◆ The problem
Convert the rows from the beginning through the line containing "house-battery-label: HOUSE BATTERY: xyxy=(269,418,675,472)", both included, into a numbered list, omitting any blank lines.

◆ Entries drawn from a collection
-*-*-

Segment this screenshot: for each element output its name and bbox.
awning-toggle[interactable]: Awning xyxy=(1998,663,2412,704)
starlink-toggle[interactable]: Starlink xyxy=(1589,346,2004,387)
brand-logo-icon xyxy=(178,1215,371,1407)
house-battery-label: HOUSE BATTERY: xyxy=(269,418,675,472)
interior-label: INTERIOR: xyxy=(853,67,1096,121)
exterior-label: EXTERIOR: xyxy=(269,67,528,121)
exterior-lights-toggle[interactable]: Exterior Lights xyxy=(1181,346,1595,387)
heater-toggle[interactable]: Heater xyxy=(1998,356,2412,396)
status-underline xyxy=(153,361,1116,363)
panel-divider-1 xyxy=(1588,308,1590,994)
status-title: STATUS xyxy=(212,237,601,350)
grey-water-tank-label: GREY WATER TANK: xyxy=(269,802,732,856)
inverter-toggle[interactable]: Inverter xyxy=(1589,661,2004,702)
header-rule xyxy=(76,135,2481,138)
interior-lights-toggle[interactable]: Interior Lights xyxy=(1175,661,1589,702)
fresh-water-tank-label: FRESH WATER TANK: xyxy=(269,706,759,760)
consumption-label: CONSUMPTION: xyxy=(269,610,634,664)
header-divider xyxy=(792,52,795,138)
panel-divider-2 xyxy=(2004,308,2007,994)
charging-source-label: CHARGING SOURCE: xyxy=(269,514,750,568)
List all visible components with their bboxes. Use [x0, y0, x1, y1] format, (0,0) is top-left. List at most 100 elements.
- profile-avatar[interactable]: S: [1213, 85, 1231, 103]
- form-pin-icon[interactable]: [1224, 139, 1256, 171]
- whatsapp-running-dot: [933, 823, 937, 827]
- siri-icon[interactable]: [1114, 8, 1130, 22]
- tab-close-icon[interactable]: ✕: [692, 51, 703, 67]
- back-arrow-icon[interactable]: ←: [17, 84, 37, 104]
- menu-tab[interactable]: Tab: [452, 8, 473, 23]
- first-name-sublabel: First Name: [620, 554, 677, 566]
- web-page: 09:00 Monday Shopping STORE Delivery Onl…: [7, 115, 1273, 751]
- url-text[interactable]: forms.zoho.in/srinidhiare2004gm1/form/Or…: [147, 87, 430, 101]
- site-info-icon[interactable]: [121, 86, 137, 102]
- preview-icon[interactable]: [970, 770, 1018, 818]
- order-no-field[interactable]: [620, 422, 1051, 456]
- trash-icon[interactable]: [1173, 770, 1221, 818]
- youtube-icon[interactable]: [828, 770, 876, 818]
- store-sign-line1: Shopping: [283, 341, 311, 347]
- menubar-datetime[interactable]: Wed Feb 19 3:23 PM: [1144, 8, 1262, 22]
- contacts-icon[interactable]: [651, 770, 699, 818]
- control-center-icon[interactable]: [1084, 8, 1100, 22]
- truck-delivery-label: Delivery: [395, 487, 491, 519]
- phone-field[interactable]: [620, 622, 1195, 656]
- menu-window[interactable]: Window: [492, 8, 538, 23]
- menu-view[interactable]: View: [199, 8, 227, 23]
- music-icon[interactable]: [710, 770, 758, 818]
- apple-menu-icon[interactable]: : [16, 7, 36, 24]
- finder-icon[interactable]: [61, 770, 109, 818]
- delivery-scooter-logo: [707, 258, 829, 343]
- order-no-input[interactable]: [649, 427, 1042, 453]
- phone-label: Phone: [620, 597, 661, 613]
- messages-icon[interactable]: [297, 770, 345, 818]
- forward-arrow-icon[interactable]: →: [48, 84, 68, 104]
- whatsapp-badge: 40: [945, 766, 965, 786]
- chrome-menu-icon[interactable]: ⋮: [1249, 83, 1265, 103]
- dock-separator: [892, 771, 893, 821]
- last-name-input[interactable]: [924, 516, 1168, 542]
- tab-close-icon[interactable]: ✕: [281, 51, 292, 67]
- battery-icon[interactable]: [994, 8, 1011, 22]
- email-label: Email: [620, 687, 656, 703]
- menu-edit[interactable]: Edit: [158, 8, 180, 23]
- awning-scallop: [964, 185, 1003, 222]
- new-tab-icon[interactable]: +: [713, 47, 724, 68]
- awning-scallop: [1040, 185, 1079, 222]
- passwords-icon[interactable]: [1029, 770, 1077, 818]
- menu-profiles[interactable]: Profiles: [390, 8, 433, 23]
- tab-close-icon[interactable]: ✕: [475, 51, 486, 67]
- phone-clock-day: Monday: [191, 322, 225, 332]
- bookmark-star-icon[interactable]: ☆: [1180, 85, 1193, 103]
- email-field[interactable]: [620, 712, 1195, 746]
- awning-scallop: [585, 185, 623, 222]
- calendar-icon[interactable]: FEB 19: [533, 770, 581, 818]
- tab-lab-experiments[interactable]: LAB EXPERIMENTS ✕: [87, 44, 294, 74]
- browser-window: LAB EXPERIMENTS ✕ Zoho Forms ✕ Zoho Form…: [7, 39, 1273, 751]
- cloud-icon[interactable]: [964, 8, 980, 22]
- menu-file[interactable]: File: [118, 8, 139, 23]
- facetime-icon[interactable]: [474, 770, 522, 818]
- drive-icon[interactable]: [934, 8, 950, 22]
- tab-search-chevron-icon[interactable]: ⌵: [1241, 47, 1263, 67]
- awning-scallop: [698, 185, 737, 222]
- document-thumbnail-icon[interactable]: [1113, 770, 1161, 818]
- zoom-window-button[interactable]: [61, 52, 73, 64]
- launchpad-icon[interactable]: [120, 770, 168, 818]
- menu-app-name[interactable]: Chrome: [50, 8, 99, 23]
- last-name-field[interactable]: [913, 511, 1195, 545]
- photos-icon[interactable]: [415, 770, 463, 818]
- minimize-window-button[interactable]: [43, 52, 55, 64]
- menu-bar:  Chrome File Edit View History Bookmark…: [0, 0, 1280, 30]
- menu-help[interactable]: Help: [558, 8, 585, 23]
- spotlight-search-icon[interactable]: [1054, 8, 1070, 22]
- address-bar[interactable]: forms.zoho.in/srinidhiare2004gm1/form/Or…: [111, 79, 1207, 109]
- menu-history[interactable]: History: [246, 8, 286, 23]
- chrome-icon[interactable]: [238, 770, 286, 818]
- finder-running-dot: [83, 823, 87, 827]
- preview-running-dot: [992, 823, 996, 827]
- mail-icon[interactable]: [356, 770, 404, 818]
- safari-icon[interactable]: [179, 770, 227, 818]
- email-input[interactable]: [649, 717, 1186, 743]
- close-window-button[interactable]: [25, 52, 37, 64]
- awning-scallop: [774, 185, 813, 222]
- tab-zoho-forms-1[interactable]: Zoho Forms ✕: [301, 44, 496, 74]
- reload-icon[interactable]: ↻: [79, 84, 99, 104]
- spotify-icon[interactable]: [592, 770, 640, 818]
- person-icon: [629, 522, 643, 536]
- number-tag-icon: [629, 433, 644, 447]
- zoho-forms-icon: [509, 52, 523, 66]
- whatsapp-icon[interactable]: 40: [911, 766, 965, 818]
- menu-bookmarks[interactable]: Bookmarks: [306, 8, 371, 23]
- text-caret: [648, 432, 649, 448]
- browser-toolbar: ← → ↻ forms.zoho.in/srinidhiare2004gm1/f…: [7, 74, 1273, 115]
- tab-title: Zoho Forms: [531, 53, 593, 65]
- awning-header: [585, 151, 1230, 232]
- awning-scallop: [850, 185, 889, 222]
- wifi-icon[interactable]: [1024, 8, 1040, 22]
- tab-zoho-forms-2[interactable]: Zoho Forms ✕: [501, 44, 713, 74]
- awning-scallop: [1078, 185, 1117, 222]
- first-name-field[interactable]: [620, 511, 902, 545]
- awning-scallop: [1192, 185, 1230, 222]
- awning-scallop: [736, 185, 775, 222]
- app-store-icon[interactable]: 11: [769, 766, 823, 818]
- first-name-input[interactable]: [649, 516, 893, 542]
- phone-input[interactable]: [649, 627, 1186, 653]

-*-*-

◆ Answer in full
1. Segment this screenshot: for each element output its name and bbox.
2. awning-toggle[interactable]: Awning xyxy=(1998,663,2412,704)
3. starlink-toggle[interactable]: Starlink xyxy=(1589,346,2004,387)
4. brand-logo-icon xyxy=(178,1215,371,1407)
5. house-battery-label: HOUSE BATTERY: xyxy=(269,418,675,472)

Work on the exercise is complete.